BRIEF:
Give all of the lines again, with nothing added or dropped.

··· RECORDED INFORMATION

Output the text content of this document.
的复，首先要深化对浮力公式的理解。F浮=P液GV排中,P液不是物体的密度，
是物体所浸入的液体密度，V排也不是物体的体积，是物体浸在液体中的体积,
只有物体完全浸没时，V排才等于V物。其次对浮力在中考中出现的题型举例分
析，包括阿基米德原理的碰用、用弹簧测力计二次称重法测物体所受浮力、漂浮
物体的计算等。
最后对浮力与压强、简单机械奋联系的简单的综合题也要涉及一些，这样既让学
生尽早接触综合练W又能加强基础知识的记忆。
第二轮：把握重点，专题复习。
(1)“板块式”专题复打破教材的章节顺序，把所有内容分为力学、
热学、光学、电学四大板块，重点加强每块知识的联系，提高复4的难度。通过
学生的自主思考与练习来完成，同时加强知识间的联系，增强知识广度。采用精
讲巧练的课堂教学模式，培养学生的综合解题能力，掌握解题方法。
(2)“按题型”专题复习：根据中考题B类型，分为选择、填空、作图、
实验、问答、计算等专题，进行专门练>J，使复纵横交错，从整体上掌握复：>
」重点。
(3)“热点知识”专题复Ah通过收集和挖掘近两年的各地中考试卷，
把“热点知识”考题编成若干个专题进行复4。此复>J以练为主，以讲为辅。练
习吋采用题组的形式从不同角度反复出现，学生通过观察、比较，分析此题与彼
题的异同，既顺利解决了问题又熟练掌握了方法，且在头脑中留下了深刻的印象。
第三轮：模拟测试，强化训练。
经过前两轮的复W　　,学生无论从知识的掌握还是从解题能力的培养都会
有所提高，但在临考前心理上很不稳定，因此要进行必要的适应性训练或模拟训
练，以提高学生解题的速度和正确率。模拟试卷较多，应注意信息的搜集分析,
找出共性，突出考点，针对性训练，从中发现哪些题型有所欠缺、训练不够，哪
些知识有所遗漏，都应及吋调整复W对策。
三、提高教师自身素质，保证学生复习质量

······

EXERCISE RESPONSE:
Output the text content of this document.
的复，首先要深化对浮力公式的理解。F浮=P液GV排中,P液不是物体的密度，
是物体所浸入的液体密度，V排也不是物体的体积，是物体浸在液体中的体积,
只有物体完全浸没时，V排才等于V物。其次对浮力在中考中出现的题型举例分
析，包括阿基米德原理的碰用、用弹簧测力计二次称重法测物体所受浮力、漂浮
物体的计算等。
最后对浮力与压强、简单机械奋联系的简单的综合题也要涉及一些，这样既让学
生尽早接触综合练W又能加强基础知识的记忆。
第二轮：把握重点，专题复习。
(1)“板块式”专题复打破教材的章节顺序，把所有内容分为力学、
热学、光学、电学四大板块，重点加强每块知识的联系，提高复4的难度。通过
学生的自主思考与练习来完成，同时加强知识间的联系，增强知识广度。采用精
讲巧练的课堂教学模式，培养学生的综合解题能力，掌握解题方法。
(2)“按题型”专题复习：根据中考题B类型，分为选择、填空、作图、
实验、问答、计算等专题，进行专门练>J，使复纵横交错，从整体上掌握复：>
」重点。
(3)“热点知识”专题复Ah通过收集和挖掘近两年的各地中考试卷，
把“热点知识”考题编成若干个专题进行复4。此复>J以练为主，以讲为辅。练
习吋采用题组的形式从不同角度反复出现，学生通过观察、比较，分析此题与彼
题的异同，既顺利解决了问题又熟练掌握了方法，且在头脑中留下了深刻的印象。
第三轮：模拟测试，强化训练。
经过前两轮的复W　　,学生无论从知识的掌握还是从解题能力的培养都会
有所提高，但在临考前心理上很不稳定，因此要进行必要的适应性训练或模拟训
练，以提高学生解题的速度和正确率。模拟试卷较多，应注意信息的搜集分析,
找出共性，突出考点，针对性训练，从中发现哪些题型有所欠缺、训练不够，哪
些知识有所遗漏，都应及吋调整复W对策。
三、提高教师自身素质，保证学生复习质量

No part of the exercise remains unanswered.